## To do
Return each line of the listing that contains the string "della".

## Data rows
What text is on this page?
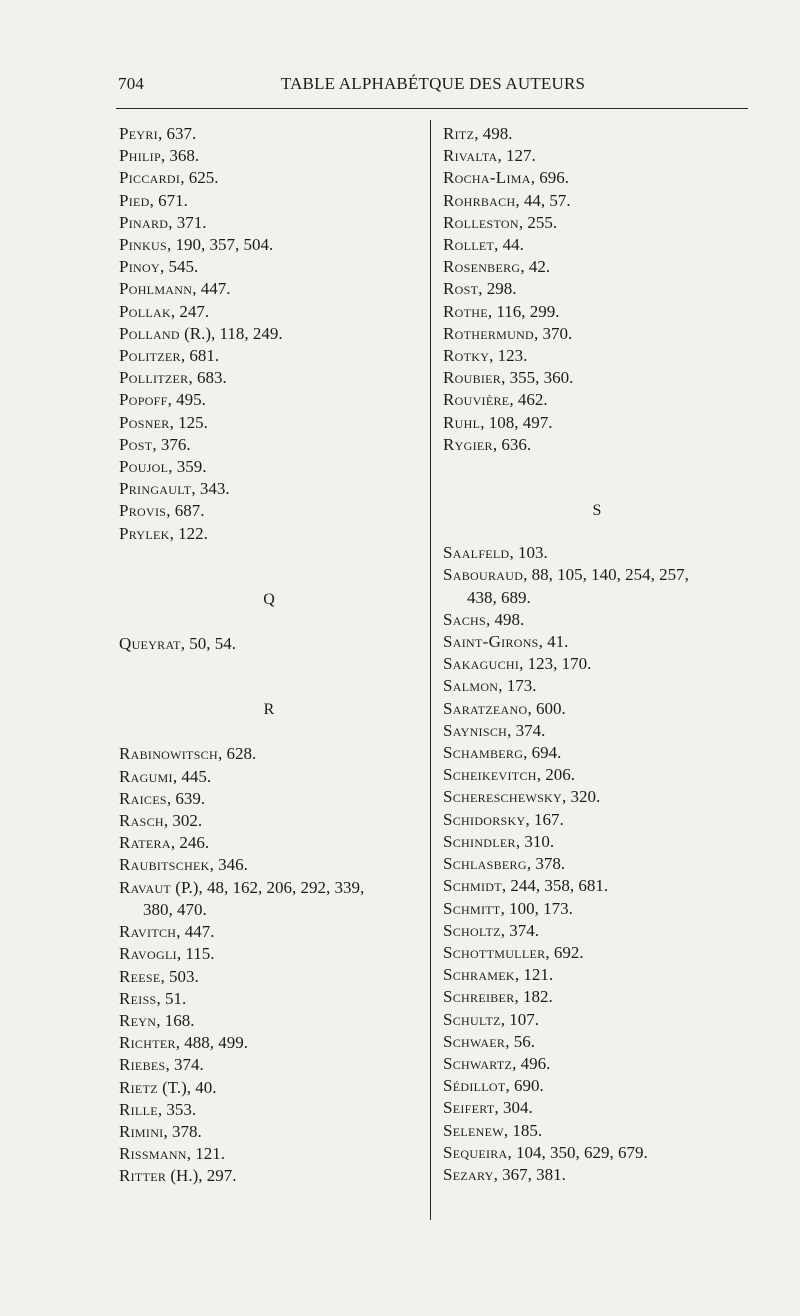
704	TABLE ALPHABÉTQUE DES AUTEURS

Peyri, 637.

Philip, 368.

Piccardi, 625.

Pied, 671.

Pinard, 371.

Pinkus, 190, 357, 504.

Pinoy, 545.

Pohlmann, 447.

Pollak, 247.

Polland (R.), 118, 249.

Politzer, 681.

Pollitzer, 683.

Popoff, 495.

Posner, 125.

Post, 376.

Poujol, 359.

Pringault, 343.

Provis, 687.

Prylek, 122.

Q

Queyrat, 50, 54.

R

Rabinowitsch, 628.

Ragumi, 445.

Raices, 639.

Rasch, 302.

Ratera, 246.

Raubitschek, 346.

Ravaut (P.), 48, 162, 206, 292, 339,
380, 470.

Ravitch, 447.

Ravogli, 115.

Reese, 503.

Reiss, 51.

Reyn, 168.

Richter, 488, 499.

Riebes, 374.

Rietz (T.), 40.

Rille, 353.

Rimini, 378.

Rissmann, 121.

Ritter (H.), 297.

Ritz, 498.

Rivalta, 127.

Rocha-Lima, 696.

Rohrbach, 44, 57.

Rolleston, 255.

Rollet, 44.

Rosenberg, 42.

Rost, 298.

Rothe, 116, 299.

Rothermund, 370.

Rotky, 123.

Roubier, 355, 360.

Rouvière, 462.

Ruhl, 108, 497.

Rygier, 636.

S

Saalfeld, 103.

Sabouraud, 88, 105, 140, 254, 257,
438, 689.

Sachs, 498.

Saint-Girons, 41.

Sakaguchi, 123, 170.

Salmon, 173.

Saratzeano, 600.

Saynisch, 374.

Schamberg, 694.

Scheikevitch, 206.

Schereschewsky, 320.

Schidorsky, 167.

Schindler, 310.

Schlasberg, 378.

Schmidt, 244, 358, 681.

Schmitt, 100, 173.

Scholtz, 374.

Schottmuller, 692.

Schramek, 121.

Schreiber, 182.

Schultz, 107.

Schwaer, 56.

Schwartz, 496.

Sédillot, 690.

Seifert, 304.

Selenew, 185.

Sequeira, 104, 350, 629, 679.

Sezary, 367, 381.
==
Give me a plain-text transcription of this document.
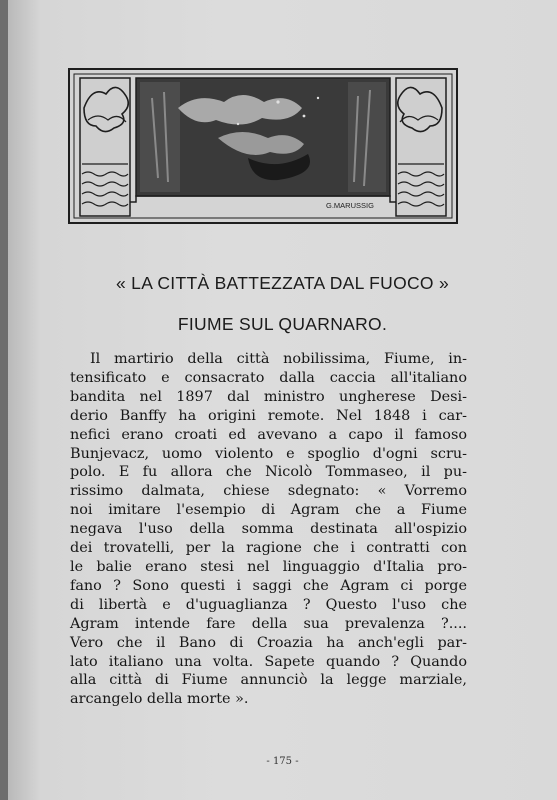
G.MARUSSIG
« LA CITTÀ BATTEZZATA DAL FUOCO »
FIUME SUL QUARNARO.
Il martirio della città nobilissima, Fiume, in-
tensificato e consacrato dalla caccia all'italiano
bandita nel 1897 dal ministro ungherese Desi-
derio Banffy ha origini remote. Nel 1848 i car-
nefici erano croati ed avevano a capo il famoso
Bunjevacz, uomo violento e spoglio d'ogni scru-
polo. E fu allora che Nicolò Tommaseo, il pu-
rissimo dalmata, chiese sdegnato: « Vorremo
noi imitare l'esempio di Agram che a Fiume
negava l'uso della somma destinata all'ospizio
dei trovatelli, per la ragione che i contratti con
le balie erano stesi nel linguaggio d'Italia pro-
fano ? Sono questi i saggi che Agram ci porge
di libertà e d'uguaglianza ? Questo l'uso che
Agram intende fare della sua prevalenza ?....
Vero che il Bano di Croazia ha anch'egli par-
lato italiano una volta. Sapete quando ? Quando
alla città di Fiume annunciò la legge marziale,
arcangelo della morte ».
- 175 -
---
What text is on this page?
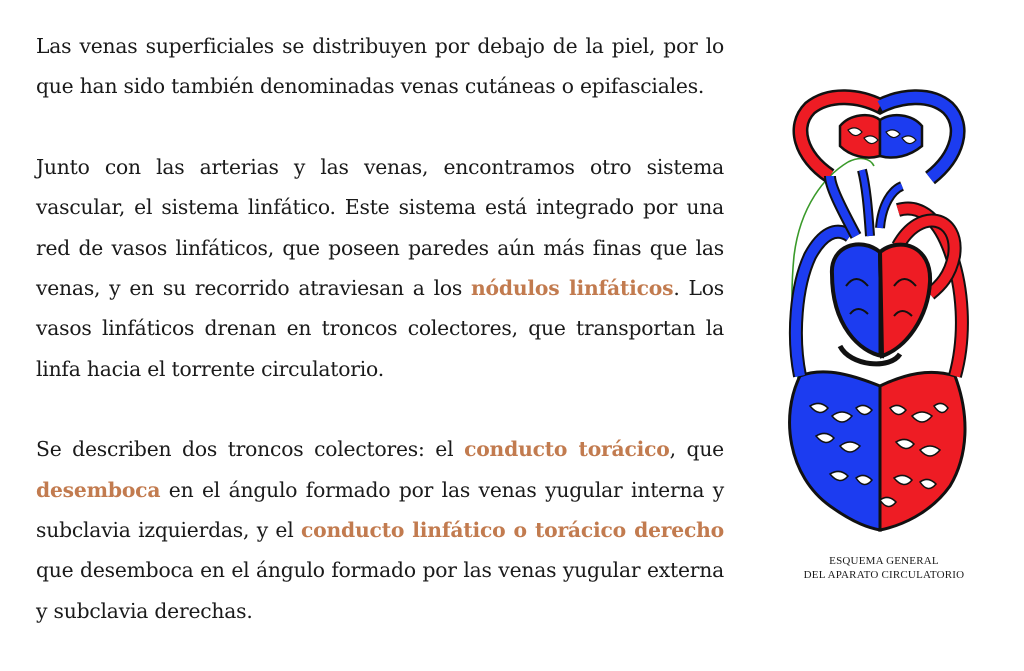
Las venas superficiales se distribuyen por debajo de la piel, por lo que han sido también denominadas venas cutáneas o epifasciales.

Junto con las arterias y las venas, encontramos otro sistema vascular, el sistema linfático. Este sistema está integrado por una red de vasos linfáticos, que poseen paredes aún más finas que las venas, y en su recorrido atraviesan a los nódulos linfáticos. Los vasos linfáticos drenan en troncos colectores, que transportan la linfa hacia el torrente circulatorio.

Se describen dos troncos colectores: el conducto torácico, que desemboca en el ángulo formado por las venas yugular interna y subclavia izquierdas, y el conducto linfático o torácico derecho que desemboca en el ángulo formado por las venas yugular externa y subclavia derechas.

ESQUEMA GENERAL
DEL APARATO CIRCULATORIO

## Response to the exercise
Il martirio della città nobilissima, Fiume, in-
negava l'uso della somma destinata all'ospizio
Agram intende fare della sua prevalenza ?....
arcangelo della morte ».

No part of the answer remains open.